## Required task
Replace every occurrence of "logo-letter" with "logo-character" in the material below, and reproduce all of it with nothing else changed.

## Supplied records
----------

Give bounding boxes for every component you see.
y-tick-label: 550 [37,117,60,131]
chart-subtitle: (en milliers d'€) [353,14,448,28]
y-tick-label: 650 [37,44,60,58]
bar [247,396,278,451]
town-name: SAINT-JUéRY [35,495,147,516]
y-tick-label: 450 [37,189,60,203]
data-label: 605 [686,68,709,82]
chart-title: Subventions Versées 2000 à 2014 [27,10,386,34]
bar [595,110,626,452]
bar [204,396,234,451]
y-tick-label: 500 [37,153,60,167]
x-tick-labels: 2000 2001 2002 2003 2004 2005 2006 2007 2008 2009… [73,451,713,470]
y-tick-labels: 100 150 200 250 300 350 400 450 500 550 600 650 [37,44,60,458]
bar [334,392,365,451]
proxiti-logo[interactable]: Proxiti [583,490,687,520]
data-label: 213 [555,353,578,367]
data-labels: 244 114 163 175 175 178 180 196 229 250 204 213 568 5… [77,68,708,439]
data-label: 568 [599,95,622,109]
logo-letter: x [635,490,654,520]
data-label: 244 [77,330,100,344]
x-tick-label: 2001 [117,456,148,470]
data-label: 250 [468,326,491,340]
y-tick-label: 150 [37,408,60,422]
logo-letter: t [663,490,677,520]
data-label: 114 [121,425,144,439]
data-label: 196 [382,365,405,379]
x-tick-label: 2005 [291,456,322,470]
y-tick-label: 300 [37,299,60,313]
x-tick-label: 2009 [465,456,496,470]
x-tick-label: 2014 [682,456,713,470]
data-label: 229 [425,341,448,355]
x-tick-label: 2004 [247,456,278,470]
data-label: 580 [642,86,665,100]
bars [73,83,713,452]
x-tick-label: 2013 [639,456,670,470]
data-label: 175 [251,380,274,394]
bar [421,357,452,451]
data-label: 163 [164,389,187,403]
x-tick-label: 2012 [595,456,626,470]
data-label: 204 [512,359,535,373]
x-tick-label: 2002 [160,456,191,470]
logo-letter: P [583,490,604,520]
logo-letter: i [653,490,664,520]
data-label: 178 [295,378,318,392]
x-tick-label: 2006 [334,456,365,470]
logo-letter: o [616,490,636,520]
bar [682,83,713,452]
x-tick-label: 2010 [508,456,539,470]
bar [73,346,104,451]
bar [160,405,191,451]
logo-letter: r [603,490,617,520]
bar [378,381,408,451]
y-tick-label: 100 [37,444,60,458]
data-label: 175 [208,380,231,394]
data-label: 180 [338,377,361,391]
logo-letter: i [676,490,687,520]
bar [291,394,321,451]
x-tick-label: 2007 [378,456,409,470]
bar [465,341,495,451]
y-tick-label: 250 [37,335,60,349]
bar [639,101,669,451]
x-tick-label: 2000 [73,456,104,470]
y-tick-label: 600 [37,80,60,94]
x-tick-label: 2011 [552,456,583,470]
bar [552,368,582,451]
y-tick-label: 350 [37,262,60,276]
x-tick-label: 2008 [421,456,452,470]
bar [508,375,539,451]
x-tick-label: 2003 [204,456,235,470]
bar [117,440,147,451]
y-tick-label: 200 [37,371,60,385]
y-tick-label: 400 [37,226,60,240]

----------

## Expected output
Give bounding boxes for every component you see.
y-tick-label: 550 [37,117,60,131]
chart-subtitle: (en milliers d'€) [353,14,448,28]
y-tick-label: 650 [37,44,60,58]
bar [247,396,278,451]
town-name: SAINT-JUéRY [35,495,147,516]
y-tick-label: 450 [37,189,60,203]
data-label: 605 [686,68,709,82]
chart-title: Subventions Versées 2000 à 2014 [27,10,386,34]
bar [595,110,626,452]
bar [204,396,234,451]
y-tick-label: 500 [37,153,60,167]
x-tick-labels: 2000 2001 2002 2003 2004 2005 2006 2007 2008 2009… [73,451,713,470]
y-tick-labels: 100 150 200 250 300 350 400 450 500 550 600 650 [37,44,60,458]
bar [334,392,365,451]
proxiti-logo[interactable]: Proxiti [583,490,687,520]
data-label: 213 [555,353,578,367]
data-labels: 244 114 163 175 175 178 180 196 229 250 204 213 568 5… [77,68,708,439]
data-label: 568 [599,95,622,109]
logo-character: x [635,490,654,520]
data-label: 244 [77,330,100,344]
x-tick-label: 2001 [117,456,148,470]
data-label: 250 [468,326,491,340]
y-tick-label: 150 [37,408,60,422]
logo-character: t [663,490,677,520]
data-label: 114 [121,425,144,439]
data-label: 196 [382,365,405,379]
x-tick-label: 2005 [291,456,322,470]
y-tick-label: 300 [37,299,60,313]
x-tick-label: 2009 [465,456,496,470]
x-tick-label: 2014 [682,456,713,470]
data-label: 229 [425,341,448,355]
x-tick-label: 2004 [247,456,278,470]
data-label: 580 [642,86,665,100]
bars [73,83,713,452]
x-tick-label: 2013 [639,456,670,470]
data-label: 175 [251,380,274,394]
bar [421,357,452,451]
data-label: 163 [164,389,187,403]
x-tick-label: 2012 [595,456,626,470]
data-label: 204 [512,359,535,373]
x-tick-label: 2002 [160,456,191,470]
logo-character: P [583,490,604,520]
logo-character: i [653,490,664,520]
data-label: 178 [295,378,318,392]
x-tick-label: 2006 [334,456,365,470]
logo-character: o [616,490,636,520]
bar [682,83,713,452]
x-tick-label: 2010 [508,456,539,470]
bar [73,346,104,451]
bar [160,405,191,451]
logo-character: r [603,490,617,520]
bar [378,381,408,451]
y-tick-label: 100 [37,444,60,458]
data-label: 175 [208,380,231,394]
data-label: 180 [338,377,361,391]
logo-character: i [676,490,687,520]
bar [291,394,321,451]
x-tick-label: 2007 [378,456,409,470]
bar [465,341,495,451]
y-tick-label: 250 [37,335,60,349]
bar [639,101,669,451]
x-tick-label: 2000 [73,456,104,470]
y-tick-label: 600 [37,80,60,94]
x-tick-label: 2011 [552,456,583,470]
bar [552,368,582,451]
y-tick-label: 350 [37,262,60,276]
x-tick-label: 2008 [421,456,452,470]
bar [508,375,539,451]
x-tick-label: 2003 [204,456,235,470]
bar [117,440,147,451]
y-tick-label: 200 [37,371,60,385]
y-tick-label: 400 [37,226,60,240]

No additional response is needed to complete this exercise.